- **Exercise aim**: Extract the complete listing and output it unchanged.

A run of records:
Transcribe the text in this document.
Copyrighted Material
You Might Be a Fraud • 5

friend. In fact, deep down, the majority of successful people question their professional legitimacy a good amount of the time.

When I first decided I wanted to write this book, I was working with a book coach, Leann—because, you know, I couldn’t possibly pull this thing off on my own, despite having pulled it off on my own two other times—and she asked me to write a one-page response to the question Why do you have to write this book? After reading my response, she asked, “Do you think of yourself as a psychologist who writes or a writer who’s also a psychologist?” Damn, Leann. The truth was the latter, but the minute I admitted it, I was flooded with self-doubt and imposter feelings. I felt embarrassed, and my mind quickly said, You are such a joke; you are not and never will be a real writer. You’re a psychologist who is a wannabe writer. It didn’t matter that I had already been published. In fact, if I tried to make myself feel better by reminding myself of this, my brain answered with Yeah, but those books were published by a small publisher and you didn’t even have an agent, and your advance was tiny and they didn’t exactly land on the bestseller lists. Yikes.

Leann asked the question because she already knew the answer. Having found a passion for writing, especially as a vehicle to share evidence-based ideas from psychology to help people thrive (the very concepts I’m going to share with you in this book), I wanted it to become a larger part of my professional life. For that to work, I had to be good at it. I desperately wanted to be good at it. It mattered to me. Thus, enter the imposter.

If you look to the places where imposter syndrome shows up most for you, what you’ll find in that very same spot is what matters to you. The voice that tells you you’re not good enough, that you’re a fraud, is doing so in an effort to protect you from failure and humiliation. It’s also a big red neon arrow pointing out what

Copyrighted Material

- **Response**:
Transcribe the text in this document.
Copyrighted Material
You Might Be a Fraud • 5

friend. In fact, deep down, the majority of successful people question their professional legitimacy a good amount of the time.

When I first decided I wanted to write this book, I was working with a book coach, Leann—because, you know, I couldn’t possibly pull this thing off on my own, despite having pulled it off on my own two other times—and she asked me to write a one-page response to the question Why do you have to write this book? After reading my response, she asked, “Do you think of yourself as a psychologist who writes or a writer who’s also a psychologist?” Damn, Leann. The truth was the latter, but the minute I admitted it, I was flooded with self-doubt and imposter feelings. I felt embarrassed, and my mind quickly said, You are such a joke; you are not and never will be a real writer. You’re a psychologist who is a wannabe writer. It didn’t matter that I had already been published. In fact, if I tried to make myself feel better by reminding myself of this, my brain answered with Yeah, but those books were published by a small publisher and you didn’t even have an agent, and your advance was tiny and they didn’t exactly land on the bestseller lists. Yikes.

Leann asked the question because she already knew the answer. Having found a passion for writing, especially as a vehicle to share evidence-based ideas from psychology to help people thrive (the very concepts I’m going to share with you in this book), I wanted it to become a larger part of my professional life. For that to work, I had to be good at it. I desperately wanted to be good at it. It mattered to me. Thus, enter the imposter.

If you look to the places where imposter syndrome shows up most for you, what you’ll find in that very same spot is what matters to you. The voice that tells you you’re not good enough, that you’re a fraud, is doing so in an effort to protect you from failure and humiliation. It’s also a big red neon arrow pointing out what

Copyrighted Material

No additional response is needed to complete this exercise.